DOCUMENT SECTION »
Originally Posted by BlueRaiderFan
If you are on a tight stream/river, a bear can come out of no where. I would be hard pressed to spot a bear before it got to me on most of the waters in the Smokies.
I've experienced this as well.
Two years ago I was fishing a small, wild, mountain stream. I was in a section of the stream with rushing, fast water. All around, lots of rhododendron and mtn laurel thickets. The sound of the rushing water was loud and the thickets made for very limited visibility. And then I can get "tunnel vision" on the creek and watching the water for likely trout lies and not pay as much attention to my surroundings as I should.
And this is in bear country.
I rounded a bend in the stream and suddenly, very suddenly
, a black bear, of which I would guesstimate it's weight around 200lbs, comes off the bank from my right, into the creek, about 25 yards in front of me. The wind was in my face so I knew the bear had not winded me or knew I was there. I immediately yelled at the bear loud "Get out of here!"

RECORD SET »
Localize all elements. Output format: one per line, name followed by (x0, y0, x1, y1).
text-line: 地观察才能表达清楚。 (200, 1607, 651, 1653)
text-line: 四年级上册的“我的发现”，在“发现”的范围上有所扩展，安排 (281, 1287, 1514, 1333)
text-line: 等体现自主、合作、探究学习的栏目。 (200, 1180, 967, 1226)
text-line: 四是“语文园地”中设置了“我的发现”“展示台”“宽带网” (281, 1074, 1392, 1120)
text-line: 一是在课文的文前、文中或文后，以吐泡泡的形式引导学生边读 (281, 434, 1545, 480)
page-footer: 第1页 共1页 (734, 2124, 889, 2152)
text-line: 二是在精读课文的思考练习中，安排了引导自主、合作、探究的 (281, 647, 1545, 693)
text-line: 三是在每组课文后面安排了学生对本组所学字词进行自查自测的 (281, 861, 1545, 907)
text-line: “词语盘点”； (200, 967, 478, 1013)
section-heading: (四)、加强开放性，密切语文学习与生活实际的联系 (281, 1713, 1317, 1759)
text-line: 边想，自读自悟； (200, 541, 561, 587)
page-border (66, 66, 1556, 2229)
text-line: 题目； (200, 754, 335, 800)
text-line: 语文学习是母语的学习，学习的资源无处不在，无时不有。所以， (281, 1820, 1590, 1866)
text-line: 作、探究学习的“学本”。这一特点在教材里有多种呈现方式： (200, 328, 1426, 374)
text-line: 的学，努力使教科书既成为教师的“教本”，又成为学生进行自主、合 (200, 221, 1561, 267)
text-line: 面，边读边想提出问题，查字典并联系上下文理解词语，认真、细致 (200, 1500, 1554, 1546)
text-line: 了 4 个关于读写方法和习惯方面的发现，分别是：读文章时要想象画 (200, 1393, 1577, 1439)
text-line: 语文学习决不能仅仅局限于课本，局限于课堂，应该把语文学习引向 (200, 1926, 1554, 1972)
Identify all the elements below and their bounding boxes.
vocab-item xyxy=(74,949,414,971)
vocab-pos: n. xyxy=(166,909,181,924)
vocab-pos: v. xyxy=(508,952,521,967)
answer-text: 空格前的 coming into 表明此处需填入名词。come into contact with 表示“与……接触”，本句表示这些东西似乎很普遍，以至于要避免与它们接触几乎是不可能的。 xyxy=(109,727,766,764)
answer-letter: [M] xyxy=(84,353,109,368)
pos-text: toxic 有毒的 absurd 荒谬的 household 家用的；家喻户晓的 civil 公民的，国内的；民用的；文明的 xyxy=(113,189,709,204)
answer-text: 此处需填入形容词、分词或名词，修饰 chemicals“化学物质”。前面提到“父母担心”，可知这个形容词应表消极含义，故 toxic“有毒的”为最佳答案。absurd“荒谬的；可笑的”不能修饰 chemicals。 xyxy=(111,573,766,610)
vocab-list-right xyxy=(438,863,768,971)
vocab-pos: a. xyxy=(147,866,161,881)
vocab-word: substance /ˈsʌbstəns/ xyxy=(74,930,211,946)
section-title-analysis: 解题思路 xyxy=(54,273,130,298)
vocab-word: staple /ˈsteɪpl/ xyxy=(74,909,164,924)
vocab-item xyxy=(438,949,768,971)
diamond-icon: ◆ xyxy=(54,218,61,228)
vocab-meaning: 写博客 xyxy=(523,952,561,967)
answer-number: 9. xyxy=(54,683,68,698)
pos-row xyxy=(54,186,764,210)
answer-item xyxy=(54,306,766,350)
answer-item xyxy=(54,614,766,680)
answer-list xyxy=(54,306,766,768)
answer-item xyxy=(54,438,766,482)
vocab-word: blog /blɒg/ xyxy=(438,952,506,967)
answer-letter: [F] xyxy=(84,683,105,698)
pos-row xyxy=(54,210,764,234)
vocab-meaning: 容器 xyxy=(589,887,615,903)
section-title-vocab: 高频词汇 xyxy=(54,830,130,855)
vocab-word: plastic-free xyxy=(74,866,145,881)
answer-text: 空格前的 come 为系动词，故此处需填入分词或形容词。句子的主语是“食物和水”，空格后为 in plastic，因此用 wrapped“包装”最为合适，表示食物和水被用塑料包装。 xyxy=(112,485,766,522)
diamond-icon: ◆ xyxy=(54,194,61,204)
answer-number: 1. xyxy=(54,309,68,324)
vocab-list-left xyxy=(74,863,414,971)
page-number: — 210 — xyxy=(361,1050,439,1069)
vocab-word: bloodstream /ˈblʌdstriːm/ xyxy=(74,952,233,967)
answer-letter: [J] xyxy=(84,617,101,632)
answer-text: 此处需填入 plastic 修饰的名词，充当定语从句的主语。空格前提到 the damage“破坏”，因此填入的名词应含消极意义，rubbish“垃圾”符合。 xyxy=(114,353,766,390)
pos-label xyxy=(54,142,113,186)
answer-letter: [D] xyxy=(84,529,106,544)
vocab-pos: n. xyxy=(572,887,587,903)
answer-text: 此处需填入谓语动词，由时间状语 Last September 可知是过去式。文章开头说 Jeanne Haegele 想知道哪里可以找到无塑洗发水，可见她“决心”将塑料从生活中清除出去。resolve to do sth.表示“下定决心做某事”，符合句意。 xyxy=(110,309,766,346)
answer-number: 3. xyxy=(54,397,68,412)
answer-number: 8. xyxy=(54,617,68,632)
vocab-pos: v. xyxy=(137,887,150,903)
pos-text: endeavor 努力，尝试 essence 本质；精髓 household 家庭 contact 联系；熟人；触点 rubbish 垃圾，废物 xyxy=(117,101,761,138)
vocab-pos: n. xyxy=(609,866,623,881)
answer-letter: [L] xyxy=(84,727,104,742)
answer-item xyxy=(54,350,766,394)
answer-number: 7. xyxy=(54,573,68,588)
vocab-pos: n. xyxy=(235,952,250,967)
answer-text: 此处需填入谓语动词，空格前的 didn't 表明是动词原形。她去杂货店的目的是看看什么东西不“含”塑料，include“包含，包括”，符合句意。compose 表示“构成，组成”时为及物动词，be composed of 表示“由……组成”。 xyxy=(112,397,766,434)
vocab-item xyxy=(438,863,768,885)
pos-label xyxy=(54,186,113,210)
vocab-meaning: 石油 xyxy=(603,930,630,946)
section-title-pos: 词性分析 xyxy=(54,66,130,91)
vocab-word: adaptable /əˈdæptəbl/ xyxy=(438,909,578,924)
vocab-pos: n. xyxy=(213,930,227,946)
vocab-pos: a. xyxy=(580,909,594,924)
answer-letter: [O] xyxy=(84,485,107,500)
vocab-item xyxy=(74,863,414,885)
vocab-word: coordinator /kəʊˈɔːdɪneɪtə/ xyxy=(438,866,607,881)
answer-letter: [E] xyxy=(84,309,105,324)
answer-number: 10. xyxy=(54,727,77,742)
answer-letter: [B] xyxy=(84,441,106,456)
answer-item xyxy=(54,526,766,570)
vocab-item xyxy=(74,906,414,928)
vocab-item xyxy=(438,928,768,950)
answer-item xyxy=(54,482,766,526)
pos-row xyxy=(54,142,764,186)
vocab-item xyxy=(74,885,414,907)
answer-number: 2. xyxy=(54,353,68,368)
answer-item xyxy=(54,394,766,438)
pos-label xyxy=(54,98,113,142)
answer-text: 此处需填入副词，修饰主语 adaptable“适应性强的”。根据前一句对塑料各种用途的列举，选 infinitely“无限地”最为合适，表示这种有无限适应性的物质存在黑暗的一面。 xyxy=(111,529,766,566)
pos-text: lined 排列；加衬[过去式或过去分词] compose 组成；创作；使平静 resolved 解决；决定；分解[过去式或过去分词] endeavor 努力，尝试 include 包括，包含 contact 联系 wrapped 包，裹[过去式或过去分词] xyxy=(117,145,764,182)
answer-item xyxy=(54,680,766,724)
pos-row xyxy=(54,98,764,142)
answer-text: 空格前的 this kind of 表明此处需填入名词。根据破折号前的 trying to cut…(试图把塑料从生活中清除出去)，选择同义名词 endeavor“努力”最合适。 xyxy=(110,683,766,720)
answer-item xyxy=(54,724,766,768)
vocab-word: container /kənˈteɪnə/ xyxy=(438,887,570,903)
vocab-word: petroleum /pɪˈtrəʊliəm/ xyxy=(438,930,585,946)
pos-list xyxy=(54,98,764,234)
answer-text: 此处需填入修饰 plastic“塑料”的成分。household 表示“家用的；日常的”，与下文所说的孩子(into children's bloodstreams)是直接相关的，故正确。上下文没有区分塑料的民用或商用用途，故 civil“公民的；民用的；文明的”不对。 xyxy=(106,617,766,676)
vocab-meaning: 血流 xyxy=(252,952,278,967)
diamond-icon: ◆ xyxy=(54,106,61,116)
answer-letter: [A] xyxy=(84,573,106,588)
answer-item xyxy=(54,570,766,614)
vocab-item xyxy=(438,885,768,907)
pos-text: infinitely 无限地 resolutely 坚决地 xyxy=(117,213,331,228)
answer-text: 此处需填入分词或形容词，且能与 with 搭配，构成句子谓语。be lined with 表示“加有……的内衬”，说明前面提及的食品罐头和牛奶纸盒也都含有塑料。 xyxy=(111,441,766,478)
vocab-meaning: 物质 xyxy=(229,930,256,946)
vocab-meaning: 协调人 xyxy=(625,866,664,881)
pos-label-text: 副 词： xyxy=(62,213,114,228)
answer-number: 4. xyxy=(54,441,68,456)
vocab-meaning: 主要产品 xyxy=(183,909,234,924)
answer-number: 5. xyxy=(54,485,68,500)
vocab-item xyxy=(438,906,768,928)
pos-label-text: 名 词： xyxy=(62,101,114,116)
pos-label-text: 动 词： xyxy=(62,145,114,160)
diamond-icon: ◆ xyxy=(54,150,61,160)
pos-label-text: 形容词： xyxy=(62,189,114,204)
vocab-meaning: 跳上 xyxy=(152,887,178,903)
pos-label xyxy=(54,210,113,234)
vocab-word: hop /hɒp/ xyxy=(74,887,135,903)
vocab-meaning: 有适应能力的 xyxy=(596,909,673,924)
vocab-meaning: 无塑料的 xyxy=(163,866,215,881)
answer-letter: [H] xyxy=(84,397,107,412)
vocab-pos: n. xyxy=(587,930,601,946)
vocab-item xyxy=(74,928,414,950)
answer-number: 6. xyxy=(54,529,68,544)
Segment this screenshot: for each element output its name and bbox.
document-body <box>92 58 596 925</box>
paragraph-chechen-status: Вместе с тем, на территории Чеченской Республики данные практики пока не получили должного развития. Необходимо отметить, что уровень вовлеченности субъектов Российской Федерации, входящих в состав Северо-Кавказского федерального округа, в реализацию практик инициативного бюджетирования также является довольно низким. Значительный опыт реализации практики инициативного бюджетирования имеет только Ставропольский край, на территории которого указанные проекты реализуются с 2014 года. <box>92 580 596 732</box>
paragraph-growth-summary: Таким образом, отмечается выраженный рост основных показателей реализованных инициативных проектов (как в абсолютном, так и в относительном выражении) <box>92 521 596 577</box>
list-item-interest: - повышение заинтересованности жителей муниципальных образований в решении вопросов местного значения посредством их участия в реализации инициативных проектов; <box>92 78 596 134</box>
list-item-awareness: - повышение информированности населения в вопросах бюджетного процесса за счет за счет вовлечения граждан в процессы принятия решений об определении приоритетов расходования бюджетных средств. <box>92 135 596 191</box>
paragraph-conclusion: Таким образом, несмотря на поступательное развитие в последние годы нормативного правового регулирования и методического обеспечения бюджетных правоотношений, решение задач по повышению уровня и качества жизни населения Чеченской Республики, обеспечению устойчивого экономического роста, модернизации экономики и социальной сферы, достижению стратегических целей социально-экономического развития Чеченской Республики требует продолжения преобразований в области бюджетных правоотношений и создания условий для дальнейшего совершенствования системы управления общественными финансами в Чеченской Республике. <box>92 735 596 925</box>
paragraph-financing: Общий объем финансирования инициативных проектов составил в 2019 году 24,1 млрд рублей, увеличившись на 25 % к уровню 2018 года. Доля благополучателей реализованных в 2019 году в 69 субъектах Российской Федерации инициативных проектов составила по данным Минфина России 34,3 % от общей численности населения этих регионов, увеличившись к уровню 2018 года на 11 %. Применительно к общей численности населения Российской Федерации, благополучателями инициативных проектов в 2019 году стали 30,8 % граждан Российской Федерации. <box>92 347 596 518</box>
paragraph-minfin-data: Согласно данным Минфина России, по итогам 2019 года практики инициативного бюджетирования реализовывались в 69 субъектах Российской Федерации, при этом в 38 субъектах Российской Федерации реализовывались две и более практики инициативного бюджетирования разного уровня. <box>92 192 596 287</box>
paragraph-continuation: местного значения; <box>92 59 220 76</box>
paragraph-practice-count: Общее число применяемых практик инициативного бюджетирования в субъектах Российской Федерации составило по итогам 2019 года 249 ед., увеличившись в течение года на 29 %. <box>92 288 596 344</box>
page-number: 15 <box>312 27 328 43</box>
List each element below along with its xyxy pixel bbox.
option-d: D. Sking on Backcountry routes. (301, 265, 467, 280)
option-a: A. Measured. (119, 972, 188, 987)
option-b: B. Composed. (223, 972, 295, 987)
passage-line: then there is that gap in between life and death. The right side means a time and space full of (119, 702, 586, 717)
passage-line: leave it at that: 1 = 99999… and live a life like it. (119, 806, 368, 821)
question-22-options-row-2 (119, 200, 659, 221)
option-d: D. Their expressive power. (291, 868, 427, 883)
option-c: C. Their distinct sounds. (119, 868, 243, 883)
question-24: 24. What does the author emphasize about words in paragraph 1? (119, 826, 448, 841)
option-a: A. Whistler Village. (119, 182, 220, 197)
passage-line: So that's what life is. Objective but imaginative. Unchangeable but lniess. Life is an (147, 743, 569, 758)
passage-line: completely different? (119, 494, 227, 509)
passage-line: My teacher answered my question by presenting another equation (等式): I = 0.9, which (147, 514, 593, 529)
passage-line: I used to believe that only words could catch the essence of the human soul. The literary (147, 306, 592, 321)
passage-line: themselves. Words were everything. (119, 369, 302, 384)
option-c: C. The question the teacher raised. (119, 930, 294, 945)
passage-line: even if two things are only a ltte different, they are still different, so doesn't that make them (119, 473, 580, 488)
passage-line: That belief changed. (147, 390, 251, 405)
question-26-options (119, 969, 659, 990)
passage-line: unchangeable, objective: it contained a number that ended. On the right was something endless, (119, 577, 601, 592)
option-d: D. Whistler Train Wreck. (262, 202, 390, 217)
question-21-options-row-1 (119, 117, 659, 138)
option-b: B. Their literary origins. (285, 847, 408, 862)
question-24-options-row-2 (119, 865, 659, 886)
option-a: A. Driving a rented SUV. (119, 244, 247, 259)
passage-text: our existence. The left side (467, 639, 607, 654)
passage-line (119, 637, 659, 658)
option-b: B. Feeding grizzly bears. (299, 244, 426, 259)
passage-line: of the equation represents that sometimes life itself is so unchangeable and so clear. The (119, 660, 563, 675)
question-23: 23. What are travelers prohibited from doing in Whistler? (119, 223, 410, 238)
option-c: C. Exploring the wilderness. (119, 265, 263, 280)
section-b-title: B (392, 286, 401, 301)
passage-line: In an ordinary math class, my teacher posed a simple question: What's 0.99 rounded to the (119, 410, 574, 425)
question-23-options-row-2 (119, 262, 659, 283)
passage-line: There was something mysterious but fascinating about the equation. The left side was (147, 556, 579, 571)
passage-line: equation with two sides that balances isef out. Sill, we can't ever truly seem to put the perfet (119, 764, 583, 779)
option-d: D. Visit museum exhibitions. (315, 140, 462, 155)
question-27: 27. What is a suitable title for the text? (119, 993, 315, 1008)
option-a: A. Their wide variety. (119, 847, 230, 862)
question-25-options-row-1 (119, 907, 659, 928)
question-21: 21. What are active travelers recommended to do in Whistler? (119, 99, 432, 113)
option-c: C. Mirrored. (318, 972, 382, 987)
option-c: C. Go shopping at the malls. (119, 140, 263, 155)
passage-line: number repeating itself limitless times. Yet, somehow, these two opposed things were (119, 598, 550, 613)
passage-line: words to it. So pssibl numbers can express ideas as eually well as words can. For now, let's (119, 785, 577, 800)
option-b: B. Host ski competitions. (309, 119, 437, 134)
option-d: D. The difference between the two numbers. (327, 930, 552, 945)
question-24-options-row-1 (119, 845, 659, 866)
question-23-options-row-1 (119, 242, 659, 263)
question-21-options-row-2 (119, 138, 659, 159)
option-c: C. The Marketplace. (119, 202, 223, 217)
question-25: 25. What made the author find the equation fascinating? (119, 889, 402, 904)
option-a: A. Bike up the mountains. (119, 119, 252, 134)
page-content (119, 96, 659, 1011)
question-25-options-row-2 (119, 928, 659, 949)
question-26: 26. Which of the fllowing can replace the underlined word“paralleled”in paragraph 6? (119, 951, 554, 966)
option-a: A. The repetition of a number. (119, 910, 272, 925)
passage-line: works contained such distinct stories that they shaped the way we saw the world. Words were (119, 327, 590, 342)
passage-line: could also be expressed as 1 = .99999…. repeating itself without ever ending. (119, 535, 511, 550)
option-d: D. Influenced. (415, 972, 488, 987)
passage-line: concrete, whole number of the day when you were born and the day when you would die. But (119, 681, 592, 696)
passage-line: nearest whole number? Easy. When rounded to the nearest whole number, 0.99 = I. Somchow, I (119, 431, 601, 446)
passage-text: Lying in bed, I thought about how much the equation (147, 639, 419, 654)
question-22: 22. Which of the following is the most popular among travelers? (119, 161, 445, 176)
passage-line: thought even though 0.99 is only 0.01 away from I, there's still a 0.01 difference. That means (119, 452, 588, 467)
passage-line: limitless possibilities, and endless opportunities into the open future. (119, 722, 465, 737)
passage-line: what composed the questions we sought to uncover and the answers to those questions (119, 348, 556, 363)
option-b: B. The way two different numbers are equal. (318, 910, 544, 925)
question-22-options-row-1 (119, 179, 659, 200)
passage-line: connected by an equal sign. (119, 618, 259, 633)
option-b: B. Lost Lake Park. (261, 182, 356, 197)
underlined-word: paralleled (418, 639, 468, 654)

ACTIVITY »
Extract the portion of the bear encounter post between "I've experienced this" and "as I should.", inclusive. The listing has nothing to do with the bear encounter post.

ANSWER TO THIS PROBLEM »
I've experienced this as well.
Two years ago I was fishing a small, wild, mountain stream. I was in a section of the stream with rushing, fast water. All around, lots of rhododendron and mtn laurel thickets. The sound of the rushing water was loud and the thickets made for very limited visibility. And then I can get "tunnel vision" on the creek and watching the water for likely trout lies and not pay as much attention to my surroundings as I should.